**WHAT YOU NEED TO DO**
The entries below should be transcribed in their entirety, exactly as written.

**RECORDS PROVIDED**
━━━━━━━━━━━━━━━━━━━━━━━━━━━━━━
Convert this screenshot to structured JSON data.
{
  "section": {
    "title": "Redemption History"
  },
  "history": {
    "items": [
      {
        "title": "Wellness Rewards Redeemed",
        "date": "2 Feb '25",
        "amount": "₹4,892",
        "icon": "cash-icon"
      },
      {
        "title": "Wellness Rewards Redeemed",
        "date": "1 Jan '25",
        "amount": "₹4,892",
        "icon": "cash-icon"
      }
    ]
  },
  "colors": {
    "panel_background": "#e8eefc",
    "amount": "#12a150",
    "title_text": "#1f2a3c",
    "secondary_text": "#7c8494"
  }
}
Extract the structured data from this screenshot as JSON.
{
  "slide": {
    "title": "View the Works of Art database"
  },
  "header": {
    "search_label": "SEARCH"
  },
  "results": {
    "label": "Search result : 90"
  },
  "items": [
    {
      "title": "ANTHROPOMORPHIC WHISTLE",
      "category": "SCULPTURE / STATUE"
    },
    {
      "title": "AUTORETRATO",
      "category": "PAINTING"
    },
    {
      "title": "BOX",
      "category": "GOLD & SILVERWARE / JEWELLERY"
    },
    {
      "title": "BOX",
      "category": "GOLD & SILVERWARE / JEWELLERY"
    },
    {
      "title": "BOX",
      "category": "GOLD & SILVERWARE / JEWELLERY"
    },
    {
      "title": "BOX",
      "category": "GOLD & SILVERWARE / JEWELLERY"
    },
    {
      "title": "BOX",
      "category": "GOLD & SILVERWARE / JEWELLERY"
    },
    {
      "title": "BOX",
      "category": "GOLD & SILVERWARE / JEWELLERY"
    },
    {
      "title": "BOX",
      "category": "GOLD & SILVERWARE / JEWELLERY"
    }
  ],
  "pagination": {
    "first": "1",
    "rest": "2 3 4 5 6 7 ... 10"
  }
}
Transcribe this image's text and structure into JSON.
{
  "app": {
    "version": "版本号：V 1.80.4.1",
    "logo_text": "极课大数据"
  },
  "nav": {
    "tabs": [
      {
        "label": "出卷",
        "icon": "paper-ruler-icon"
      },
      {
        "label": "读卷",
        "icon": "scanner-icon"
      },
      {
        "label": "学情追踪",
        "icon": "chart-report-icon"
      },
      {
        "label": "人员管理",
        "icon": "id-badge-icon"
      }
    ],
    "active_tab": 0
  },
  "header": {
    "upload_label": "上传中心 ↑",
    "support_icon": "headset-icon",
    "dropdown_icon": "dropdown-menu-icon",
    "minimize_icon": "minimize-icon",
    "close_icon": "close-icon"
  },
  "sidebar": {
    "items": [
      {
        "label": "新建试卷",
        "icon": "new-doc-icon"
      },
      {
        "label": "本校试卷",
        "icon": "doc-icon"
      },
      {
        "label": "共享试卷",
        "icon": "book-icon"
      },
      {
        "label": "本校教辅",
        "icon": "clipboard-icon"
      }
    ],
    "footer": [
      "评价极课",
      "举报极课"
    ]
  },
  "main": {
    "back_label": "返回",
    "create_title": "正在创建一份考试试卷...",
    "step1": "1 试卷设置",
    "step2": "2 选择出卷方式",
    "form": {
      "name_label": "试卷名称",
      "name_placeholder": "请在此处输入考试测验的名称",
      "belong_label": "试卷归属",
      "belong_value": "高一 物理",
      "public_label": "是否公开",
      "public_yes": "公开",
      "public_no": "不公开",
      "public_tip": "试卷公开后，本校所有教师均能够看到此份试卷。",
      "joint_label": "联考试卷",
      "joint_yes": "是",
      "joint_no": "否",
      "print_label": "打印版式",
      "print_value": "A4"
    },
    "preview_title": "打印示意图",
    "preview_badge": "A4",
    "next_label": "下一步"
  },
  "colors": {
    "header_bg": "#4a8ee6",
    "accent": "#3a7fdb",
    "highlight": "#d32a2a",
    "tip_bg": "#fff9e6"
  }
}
━━━━━━━━━━━━━━━━━━━━━━━━━━━━━━
**EXERCISE ANSWER**
Convert this screenshot to structured JSON data.
{
  "section": {
    "title": "Redemption History"
  },
  "history": {
    "items": [
      {
        "title": "Wellness Rewards Redeemed",
        "date": "2 Feb '25",
        "amount": "₹4,892",
        "icon": "cash-icon"
      },
      {
        "title": "Wellness Rewards Redeemed",
        "date": "1 Jan '25",
        "amount": "₹4,892",
        "icon": "cash-icon"
      }
    ]
  },
  "colors": {
    "panel_background": "#e8eefc",
    "amount": "#12a150",
    "title_text": "#1f2a3c",
    "secondary_text": "#7c8494"
  }
}
Extract the structured data from this screenshot as JSON.
{
  "slide": {
    "title": "View the Works of Art database"
  },
  "header": {
    "search_label": "SEARCH"
  },
  "results": {
    "label": "Search result : 90"
  },
  "items": [
    {
      "title": "ANTHROPOMORPHIC WHISTLE",
      "category": "SCULPTURE / STATUE"
    },
    {
      "title": "AUTORETRATO",
      "category": "PAINTING"
    },
    {
      "title": "BOX",
      "category": "GOLD & SILVERWARE / JEWELLERY"
    },
    {
      "title": "BOX",
      "category": "GOLD & SILVERWARE / JEWELLERY"
    },
    {
      "title": "BOX",
      "category": "GOLD & SILVERWARE / JEWELLERY"
    },
    {
      "title": "BOX",
      "category": "GOLD & SILVERWARE / JEWELLERY"
    },
    {
      "title": "BOX",
      "category": "GOLD & SILVERWARE / JEWELLERY"
    },
    {
      "title": "BOX",
      "category": "GOLD & SILVERWARE / JEWELLERY"
    },
    {
      "title": "BOX",
      "category": "GOLD & SILVERWARE / JEWELLERY"
    }
  ],
  "pagination": {
    "first": "1",
    "rest": "2 3 4 5 6 7 ... 10"
  }
}
Transcribe this image's text and structure into JSON.
{
  "app": {
    "version": "版本号：V 1.80.4.1",
    "logo_text": "极课大数据"
  },
  "nav": {
    "tabs": [
      {
        "label": "出卷",
        "icon": "paper-ruler-icon"
      },
      {
        "label": "读卷",
        "icon": "scanner-icon"
      },
      {
        "label": "学情追踪",
        "icon": "chart-report-icon"
      },
      {
        "label": "人员管理",
        "icon": "id-badge-icon"
      }
    ],
    "active_tab": 0
  },
  "header": {
    "upload_label": "上传中心 ↑",
    "support_icon": "headset-icon",
    "dropdown_icon": "dropdown-menu-icon",
    "minimize_icon": "minimize-icon",
    "close_icon": "close-icon"
  },
  "sidebar": {
    "items": [
      {
        "label": "新建试卷",
        "icon": "new-doc-icon"
      },
      {
        "label": "本校试卷",
        "icon": "doc-icon"
      },
      {
        "label": "共享试卷",
        "icon": "book-icon"
      },
      {
        "label": "本校教辅",
        "icon": "clipboard-icon"
      }
    ],
    "footer": [
      "评价极课",
      "举报极课"
    ]
  },
  "main": {
    "back_label": "返回",
    "create_title": "正在创建一份考试试卷...",
    "step1": "1 试卷设置",
    "step2": "2 选择出卷方式",
    "form": {
      "name_label": "试卷名称",
      "name_placeholder": "请在此处输入考试测验的名称",
      "belong_label": "试卷归属",
      "belong_value": "高一 物理",
      "public_label": "是否公开",
      "public_yes": "公开",
      "public_no": "不公开",
      "public_tip": "试卷公开后，本校所有教师均能够看到此份试卷。",
      "joint_label": "联考试卷",
      "joint_yes": "是",
      "joint_no": "否",
      "print_label": "打印版式",
      "print_value": "A4"
    },
    "preview_title": "打印示意图",
    "preview_badge": "A4",
    "next_label": "下一步"
  },
  "colors": {
    "header_bg": "#4a8ee6",
    "accent": "#3a7fdb",
    "highlight": "#d32a2a",
    "tip_bg": "#fff9e6"
  }
}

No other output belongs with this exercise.